■ **Given task**
What follows are records. Restate all of them word for word.
Start of Extracted information
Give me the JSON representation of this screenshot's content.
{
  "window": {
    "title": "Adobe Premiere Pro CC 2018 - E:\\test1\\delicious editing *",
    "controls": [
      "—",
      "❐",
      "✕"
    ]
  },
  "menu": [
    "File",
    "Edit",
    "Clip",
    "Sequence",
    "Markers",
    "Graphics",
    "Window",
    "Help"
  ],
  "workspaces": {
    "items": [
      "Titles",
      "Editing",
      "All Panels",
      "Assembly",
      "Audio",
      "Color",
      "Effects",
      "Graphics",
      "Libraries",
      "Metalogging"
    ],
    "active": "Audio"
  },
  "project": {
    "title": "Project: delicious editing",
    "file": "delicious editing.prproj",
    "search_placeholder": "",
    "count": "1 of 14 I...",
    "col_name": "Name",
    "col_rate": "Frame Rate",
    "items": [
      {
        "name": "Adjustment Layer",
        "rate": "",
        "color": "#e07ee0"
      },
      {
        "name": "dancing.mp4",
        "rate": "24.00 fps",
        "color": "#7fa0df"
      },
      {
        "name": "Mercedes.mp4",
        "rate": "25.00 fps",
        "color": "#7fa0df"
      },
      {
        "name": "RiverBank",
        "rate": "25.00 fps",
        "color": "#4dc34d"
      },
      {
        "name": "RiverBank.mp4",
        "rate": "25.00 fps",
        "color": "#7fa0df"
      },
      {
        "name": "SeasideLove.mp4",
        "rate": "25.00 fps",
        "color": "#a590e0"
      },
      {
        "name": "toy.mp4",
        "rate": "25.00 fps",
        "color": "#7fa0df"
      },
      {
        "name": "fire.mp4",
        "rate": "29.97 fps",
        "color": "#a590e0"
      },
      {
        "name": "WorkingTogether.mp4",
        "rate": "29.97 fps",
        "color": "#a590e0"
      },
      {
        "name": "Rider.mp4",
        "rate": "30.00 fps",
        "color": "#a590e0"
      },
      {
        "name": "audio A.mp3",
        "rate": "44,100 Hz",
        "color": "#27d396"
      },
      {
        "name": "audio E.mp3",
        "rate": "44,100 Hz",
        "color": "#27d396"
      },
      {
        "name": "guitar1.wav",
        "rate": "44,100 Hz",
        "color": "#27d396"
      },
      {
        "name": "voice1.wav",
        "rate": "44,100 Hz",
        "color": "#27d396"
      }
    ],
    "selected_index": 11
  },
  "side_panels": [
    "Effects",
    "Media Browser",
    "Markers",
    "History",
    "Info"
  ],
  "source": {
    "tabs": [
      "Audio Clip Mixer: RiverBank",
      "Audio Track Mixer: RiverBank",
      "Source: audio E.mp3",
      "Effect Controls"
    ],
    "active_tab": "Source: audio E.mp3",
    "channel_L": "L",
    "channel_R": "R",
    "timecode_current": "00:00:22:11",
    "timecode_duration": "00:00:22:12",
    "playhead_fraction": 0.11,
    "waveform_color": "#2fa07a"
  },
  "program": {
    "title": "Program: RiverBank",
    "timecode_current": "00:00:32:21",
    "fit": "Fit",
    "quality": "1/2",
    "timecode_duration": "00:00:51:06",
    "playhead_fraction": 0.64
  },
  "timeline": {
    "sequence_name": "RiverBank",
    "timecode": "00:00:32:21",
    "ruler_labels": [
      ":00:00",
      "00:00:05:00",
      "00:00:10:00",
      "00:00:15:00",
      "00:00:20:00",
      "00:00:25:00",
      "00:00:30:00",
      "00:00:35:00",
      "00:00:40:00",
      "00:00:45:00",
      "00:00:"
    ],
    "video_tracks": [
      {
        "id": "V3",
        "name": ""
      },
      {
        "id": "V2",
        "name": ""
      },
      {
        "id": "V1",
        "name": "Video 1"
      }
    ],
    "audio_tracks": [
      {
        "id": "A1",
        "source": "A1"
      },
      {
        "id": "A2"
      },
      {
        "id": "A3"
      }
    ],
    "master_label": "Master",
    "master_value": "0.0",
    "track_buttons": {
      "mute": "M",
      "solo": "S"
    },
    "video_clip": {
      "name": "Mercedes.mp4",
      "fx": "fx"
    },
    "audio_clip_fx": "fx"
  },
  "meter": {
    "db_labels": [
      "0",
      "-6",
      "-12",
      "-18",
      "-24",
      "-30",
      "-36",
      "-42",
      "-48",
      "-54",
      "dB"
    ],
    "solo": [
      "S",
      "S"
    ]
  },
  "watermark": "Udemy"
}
End of Extracted information
■ **Solution**
Give me the JSON representation of this screenshot's content.
{
  "window": {
    "title": "Adobe Premiere Pro CC 2018 - E:\\test1\\delicious editing *",
    "controls": [
      "—",
      "❐",
      "✕"
    ]
  },
  "menu": [
    "File",
    "Edit",
    "Clip",
    "Sequence",
    "Markers",
    "Graphics",
    "Window",
    "Help"
  ],
  "workspaces": {
    "items": [
      "Titles",
      "Editing",
      "All Panels",
      "Assembly",
      "Audio",
      "Color",
      "Effects",
      "Graphics",
      "Libraries",
      "Metalogging"
    ],
    "active": "Audio"
  },
  "project": {
    "title": "Project: delicious editing",
    "file": "delicious editing.prproj",
    "search_placeholder": "",
    "count": "1 of 14 I...",
    "col_name": "Name",
    "col_rate": "Frame Rate",
    "items": [
      {
        "name": "Adjustment Layer",
        "rate": "",
        "color": "#e07ee0"
      },
      {
        "name": "dancing.mp4",
        "rate": "24.00 fps",
        "color": "#7fa0df"
      },
      {
        "name": "Mercedes.mp4",
        "rate": "25.00 fps",
        "color": "#7fa0df"
      },
      {
        "name": "RiverBank",
        "rate": "25.00 fps",
        "color": "#4dc34d"
      },
      {
        "name": "RiverBank.mp4",
        "rate": "25.00 fps",
        "color": "#7fa0df"
      },
      {
        "name": "SeasideLove.mp4",
        "rate": "25.00 fps",
        "color": "#a590e0"
      },
      {
        "name": "toy.mp4",
        "rate": "25.00 fps",
        "color": "#7fa0df"
      },
      {
        "name": "fire.mp4",
        "rate": "29.97 fps",
        "color": "#a590e0"
      },
      {
        "name": "WorkingTogether.mp4",
        "rate": "29.97 fps",
        "color": "#a590e0"
      },
      {
        "name": "Rider.mp4",
        "rate": "30.00 fps",
        "color": "#a590e0"
      },
      {
        "name": "audio A.mp3",
        "rate": "44,100 Hz",
        "color": "#27d396"
      },
      {
        "name": "audio E.mp3",
        "rate": "44,100 Hz",
        "color": "#27d396"
      },
      {
        "name": "guitar1.wav",
        "rate": "44,100 Hz",
        "color": "#27d396"
      },
      {
        "name": "voice1.wav",
        "rate": "44,100 Hz",
        "color": "#27d396"
      }
    ],
    "selected_index": 11
  },
  "side_panels": [
    "Effects",
    "Media Browser",
    "Markers",
    "History",
    "Info"
  ],
  "source": {
    "tabs": [
      "Audio Clip Mixer: RiverBank",
      "Audio Track Mixer: RiverBank",
      "Source: audio E.mp3",
      "Effect Controls"
    ],
    "active_tab": "Source: audio E.mp3",
    "channel_L": "L",
    "channel_R": "R",
    "timecode_current": "00:00:22:11",
    "timecode_duration": "00:00:22:12",
    "playhead_fraction": 0.11,
    "waveform_color": "#2fa07a"
  },
  "program": {
    "title": "Program: RiverBank",
    "timecode_current": "00:00:32:21",
    "fit": "Fit",
    "quality": "1/2",
    "timecode_duration": "00:00:51:06",
    "playhead_fraction": 0.64
  },
  "timeline": {
    "sequence_name": "RiverBank",
    "timecode": "00:00:32:21",
    "ruler_labels": [
      ":00:00",
      "00:00:05:00",
      "00:00:10:00",
      "00:00:15:00",
      "00:00:20:00",
      "00:00:25:00",
      "00:00:30:00",
      "00:00:35:00",
      "00:00:40:00",
      "00:00:45:00",
      "00:00:"
    ],
    "video_tracks": [
      {
        "id": "V3",
        "name": ""
      },
      {
        "id": "V2",
        "name": ""
      },
      {
        "id": "V1",
        "name": "Video 1"
      }
    ],
    "audio_tracks": [
      {
        "id": "A1",
        "source": "A1"
      },
      {
        "id": "A2"
      },
      {
        "id": "A3"
      }
    ],
    "master_label": "Master",
    "master_value": "0.0",
    "track_buttons": {
      "mute": "M",
      "solo": "S"
    },
    "video_clip": {
      "name": "Mercedes.mp4",
      "fx": "fx"
    },
    "audio_clip_fx": "fx"
  },
  "meter": {
    "db_labels": [
      "0",
      "-6",
      "-12",
      "-18",
      "-24",
      "-30",
      "-36",
      "-42",
      "-48",
      "-54",
      "dB"
    ],
    "solo": [
      "S",
      "S"
    ]
  },
  "watermark": "Udemy"
}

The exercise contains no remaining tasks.